→ Records from a collection of figures:
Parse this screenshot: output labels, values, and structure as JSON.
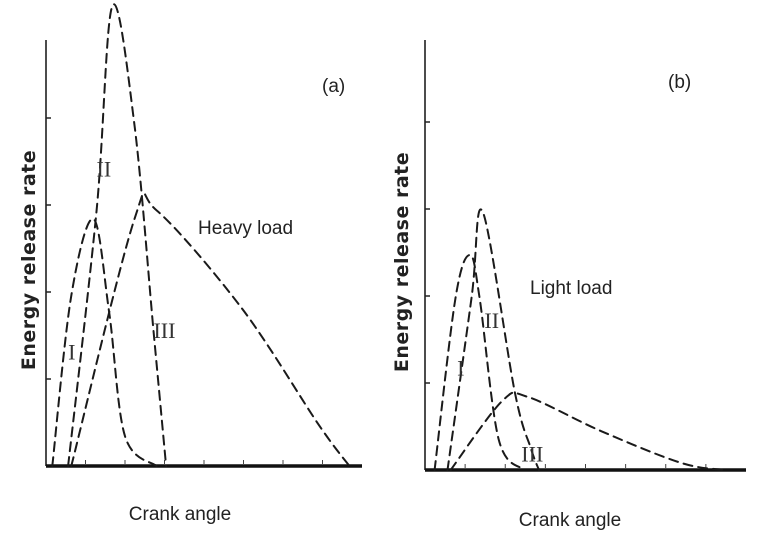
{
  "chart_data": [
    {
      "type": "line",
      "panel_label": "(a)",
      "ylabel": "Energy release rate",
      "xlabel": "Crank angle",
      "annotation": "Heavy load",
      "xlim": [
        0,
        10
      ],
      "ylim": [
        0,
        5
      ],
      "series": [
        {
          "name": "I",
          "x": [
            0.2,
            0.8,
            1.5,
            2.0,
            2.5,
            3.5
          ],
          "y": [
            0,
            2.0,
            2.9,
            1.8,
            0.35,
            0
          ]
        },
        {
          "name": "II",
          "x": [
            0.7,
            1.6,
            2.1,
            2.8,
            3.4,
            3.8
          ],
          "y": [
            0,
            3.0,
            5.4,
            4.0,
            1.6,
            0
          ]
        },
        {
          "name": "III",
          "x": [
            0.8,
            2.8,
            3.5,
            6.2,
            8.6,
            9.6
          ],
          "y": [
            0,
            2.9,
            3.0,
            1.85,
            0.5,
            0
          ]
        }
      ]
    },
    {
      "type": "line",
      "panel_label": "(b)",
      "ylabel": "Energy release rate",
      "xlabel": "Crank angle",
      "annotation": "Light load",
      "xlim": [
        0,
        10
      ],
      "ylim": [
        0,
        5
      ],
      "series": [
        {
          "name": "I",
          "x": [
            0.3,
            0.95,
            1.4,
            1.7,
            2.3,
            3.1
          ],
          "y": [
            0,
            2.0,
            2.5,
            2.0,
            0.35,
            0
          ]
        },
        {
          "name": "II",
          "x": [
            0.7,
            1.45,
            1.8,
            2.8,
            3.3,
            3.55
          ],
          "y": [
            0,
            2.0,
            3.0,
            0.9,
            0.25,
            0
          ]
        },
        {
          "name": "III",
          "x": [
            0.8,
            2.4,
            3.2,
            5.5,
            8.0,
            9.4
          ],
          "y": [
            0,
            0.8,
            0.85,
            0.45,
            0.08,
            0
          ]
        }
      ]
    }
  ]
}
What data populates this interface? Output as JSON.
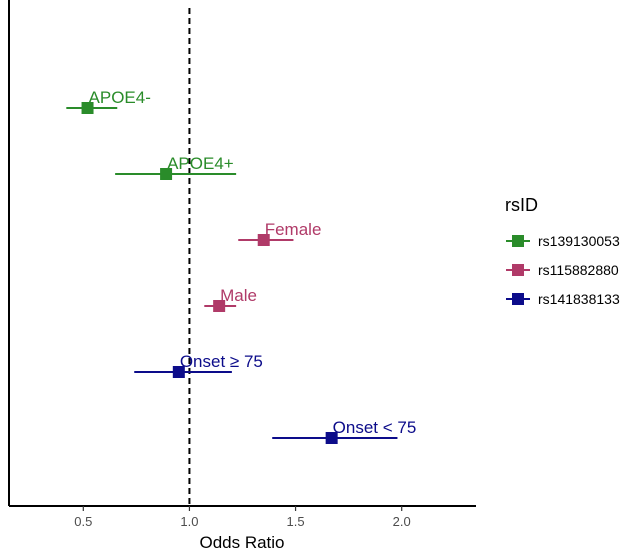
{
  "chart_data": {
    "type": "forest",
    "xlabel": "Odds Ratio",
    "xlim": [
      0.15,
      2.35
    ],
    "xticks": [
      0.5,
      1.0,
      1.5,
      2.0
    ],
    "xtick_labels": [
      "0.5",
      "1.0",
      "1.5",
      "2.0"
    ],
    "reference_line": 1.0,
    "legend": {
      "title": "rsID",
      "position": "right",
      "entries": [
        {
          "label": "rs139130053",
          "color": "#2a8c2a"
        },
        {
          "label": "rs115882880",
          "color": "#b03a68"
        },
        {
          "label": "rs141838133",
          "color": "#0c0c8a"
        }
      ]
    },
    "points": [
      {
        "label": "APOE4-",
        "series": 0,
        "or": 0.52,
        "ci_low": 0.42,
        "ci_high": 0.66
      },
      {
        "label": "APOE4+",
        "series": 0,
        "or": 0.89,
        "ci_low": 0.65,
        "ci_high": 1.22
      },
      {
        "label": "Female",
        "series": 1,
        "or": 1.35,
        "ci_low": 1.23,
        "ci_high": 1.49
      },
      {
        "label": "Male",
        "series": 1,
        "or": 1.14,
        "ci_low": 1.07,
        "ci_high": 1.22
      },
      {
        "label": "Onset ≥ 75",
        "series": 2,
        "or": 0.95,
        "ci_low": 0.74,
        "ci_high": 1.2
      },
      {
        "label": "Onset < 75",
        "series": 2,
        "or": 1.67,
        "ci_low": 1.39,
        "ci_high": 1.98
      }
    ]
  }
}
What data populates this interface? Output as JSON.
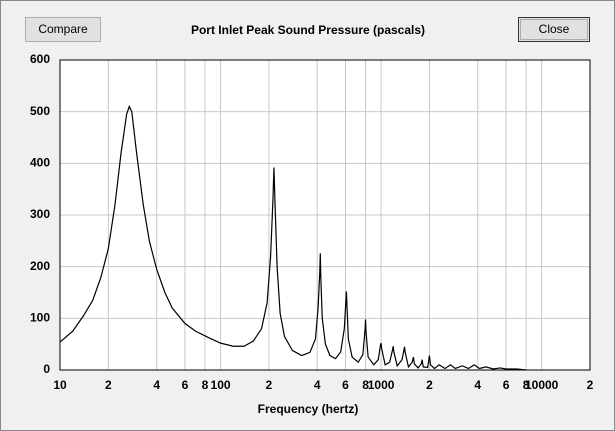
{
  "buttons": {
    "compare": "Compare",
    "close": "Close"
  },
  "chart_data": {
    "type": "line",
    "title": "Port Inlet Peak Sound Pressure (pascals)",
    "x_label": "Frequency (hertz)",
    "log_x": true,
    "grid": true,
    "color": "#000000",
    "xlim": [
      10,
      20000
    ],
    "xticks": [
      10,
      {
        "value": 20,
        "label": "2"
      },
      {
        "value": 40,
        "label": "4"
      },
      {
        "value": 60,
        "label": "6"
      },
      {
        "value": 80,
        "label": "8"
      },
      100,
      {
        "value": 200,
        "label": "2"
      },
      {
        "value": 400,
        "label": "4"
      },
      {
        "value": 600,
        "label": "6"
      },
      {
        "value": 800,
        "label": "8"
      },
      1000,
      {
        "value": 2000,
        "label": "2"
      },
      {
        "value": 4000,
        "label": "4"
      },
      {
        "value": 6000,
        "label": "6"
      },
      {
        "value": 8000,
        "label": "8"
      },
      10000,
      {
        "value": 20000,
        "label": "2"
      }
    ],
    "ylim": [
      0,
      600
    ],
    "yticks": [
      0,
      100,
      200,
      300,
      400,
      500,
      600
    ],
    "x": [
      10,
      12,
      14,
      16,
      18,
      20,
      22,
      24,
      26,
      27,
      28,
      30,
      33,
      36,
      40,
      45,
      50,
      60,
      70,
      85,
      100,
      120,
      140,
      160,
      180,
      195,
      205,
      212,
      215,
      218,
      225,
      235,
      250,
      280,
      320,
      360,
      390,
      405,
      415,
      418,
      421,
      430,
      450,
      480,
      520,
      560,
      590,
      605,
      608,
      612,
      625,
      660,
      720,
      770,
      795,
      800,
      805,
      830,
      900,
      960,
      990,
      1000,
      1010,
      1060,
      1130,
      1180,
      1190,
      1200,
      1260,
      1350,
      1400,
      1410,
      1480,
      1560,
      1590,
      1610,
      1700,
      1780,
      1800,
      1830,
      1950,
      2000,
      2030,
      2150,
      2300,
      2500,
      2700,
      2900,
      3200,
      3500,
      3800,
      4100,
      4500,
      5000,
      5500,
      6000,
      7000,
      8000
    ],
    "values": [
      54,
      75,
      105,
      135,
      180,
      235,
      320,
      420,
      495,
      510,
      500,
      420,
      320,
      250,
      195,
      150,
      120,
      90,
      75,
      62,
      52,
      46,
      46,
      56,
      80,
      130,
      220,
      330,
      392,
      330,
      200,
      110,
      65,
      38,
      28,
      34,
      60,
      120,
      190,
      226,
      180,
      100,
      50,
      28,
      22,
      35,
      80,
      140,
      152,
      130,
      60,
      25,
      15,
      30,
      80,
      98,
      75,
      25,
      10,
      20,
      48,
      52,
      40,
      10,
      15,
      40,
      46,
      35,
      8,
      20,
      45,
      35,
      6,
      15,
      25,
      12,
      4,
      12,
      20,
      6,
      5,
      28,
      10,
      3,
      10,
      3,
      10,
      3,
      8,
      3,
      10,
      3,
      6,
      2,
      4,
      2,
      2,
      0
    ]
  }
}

→ PROBLEM: Go through the entries above and print each one exactly, minus the pictures.

→ ANSWER TO THIS EXERCISE:
Parse this screenshot: output labels, values, and structure as JSON.
{
  "chart_data": [
    {
      "type": "line",
      "panel_label": "(a)",
      "ylabel": "Energy release rate",
      "xlabel": "Crank angle",
      "annotation": "Heavy load",
      "xlim": [
        0,
        10
      ],
      "ylim": [
        0,
        5
      ],
      "series": [
        {
          "name": "I",
          "x": [
            0.2,
            0.8,
            1.5,
            2.0,
            2.5,
            3.5
          ],
          "y": [
            0,
            2.0,
            2.9,
            1.8,
            0.35,
            0
          ]
        },
        {
          "name": "II",
          "x": [
            0.7,
            1.6,
            2.1,
            2.8,
            3.4,
            3.8
          ],
          "y": [
            0,
            3.0,
            5.4,
            4.0,
            1.6,
            0
          ]
        },
        {
          "name": "III",
          "x": [
            0.8,
            2.8,
            3.5,
            6.2,
            8.6,
            9.6
          ],
          "y": [
            0,
            2.9,
            3.0,
            1.85,
            0.5,
            0
          ]
        }
      ]
    },
    {
      "type": "line",
      "panel_label": "(b)",
      "ylabel": "Energy release rate",
      "xlabel": "Crank angle",
      "annotation": "Light load",
      "xlim": [
        0,
        10
      ],
      "ylim": [
        0,
        5
      ],
      "series": [
        {
          "name": "I",
          "x": [
            0.3,
            0.95,
            1.4,
            1.7,
            2.3,
            3.1
          ],
          "y": [
            0,
            2.0,
            2.5,
            2.0,
            0.35,
            0
          ]
        },
        {
          "name": "II",
          "x": [
            0.7,
            1.45,
            1.8,
            2.8,
            3.3,
            3.55
          ],
          "y": [
            0,
            2.0,
            3.0,
            0.9,
            0.25,
            0
          ]
        },
        {
          "name": "III",
          "x": [
            0.8,
            2.4,
            3.2,
            5.5,
            8.0,
            9.4
          ],
          "y": [
            0,
            0.8,
            0.85,
            0.45,
            0.08,
            0
          ]
        }
      ]
    }
  ]
}
What data populates this interface? Output as JSON.
{
  "chart_data": {
    "type": "forest",
    "xlabel": "Odds Ratio",
    "xlim": [
      0.15,
      2.35
    ],
    "xticks": [
      0.5,
      1.0,
      1.5,
      2.0
    ],
    "xtick_labels": [
      "0.5",
      "1.0",
      "1.5",
      "2.0"
    ],
    "reference_line": 1.0,
    "legend": {
      "title": "rsID",
      "position": "right",
      "entries": [
        {
          "label": "rs139130053",
          "color": "#2a8c2a"
        },
        {
          "label": "rs115882880",
          "color": "#b03a68"
        },
        {
          "label": "rs141838133",
          "color": "#0c0c8a"
        }
      ]
    },
    "points": [
      {
        "label": "APOE4-",
        "series": 0,
        "or": 0.52,
        "ci_low": 0.42,
        "ci_high": 0.66
      },
      {
        "label": "APOE4+",
        "series": 0,
        "or": 0.89,
        "ci_low": 0.65,
        "ci_high": 1.22
      },
      {
        "label": "Female",
        "series": 1,
        "or": 1.35,
        "ci_low": 1.23,
        "ci_high": 1.49
      },
      {
        "label": "Male",
        "series": 1,
        "or": 1.14,
        "ci_low": 1.07,
        "ci_high": 1.22
      },
      {
        "label": "Onset ≥ 75",
        "series": 2,
        "or": 0.95,
        "ci_low": 0.74,
        "ci_high": 1.2
      },
      {
        "label": "Onset < 75",
        "series": 2,
        "or": 1.67,
        "ci_low": 1.39,
        "ci_high": 1.98
      }
    ]
  }
}
What data populates this interface? Output as JSON.
{
  "buttons": {
    "compare": "Compare",
    "close": "Close"
  },
  "chart_data": {
    "type": "line",
    "title": "Port Inlet Peak Sound Pressure (pascals)",
    "x_label": "Frequency (hertz)",
    "log_x": true,
    "grid": true,
    "color": "#000000",
    "xlim": [
      10,
      20000
    ],
    "xticks": [
      10,
      {
        "value": 20,
        "label": "2"
      },
      {
        "value": 40,
        "label": "4"
      },
      {
        "value": 60,
        "label": "6"
      },
      {
        "value": 80,
        "label": "8"
      },
      100,
      {
        "value": 200,
        "label": "2"
      },
      {
        "value": 400,
        "label": "4"
      },
      {
        "value": 600,
        "label": "6"
      },
      {
        "value": 800,
        "label": "8"
      },
      1000,
      {
        "value": 2000,
        "label": "2"
      },
      {
        "value": 4000,
        "label": "4"
      },
      {
        "value": 6000,
        "label": "6"
      },
      {
        "value": 8000,
        "label": "8"
      },
      10000,
      {
        "value": 20000,
        "label": "2"
      }
    ],
    "ylim": [
      0,
      600
    ],
    "yticks": [
      0,
      100,
      200,
      300,
      400,
      500,
      600
    ],
    "x": [
      10,
      12,
      14,
      16,
      18,
      20,
      22,
      24,
      26,
      27,
      28,
      30,
      33,
      36,
      40,
      45,
      50,
      60,
      70,
      85,
      100,
      120,
      140,
      160,
      180,
      195,
      205,
      212,
      215,
      218,
      225,
      235,
      250,
      280,
      320,
      360,
      390,
      405,
      415,
      418,
      421,
      430,
      450,
      480,
      520,
      560,
      590,
      605,
      608,
      612,
      625,
      660,
      720,
      770,
      795,
      800,
      805,
      830,
      900,
      960,
      990,
      1000,
      1010,
      1060,
      1130,
      1180,
      1190,
      1200,
      1260,
      1350,
      1400,
      1410,
      1480,
      1560,
      1590,
      1610,
      1700,
      1780,
      1800,
      1830,
      1950,
      2000,
      2030,
      2150,
      2300,
      2500,
      2700,
      2900,
      3200,
      3500,
      3800,
      4100,
      4500,
      5000,
      5500,
      6000,
      7000,
      8000
    ],
    "values": [
      54,
      75,
      105,
      135,
      180,
      235,
      320,
      420,
      495,
      510,
      500,
      420,
      320,
      250,
      195,
      150,
      120,
      90,
      75,
      62,
      52,
      46,
      46,
      56,
      80,
      130,
      220,
      330,
      392,
      330,
      200,
      110,
      65,
      38,
      28,
      34,
      60,
      120,
      190,
      226,
      180,
      100,
      50,
      28,
      22,
      35,
      80,
      140,
      152,
      130,
      60,
      25,
      15,
      30,
      80,
      98,
      75,
      25,
      10,
      20,
      48,
      52,
      40,
      10,
      15,
      40,
      46,
      35,
      8,
      20,
      45,
      35,
      6,
      15,
      25,
      12,
      4,
      12,
      20,
      6,
      5,
      28,
      10,
      3,
      10,
      3,
      10,
      3,
      8,
      3,
      10,
      3,
      6,
      2,
      4,
      2,
      2,
      0
    ]
  }
}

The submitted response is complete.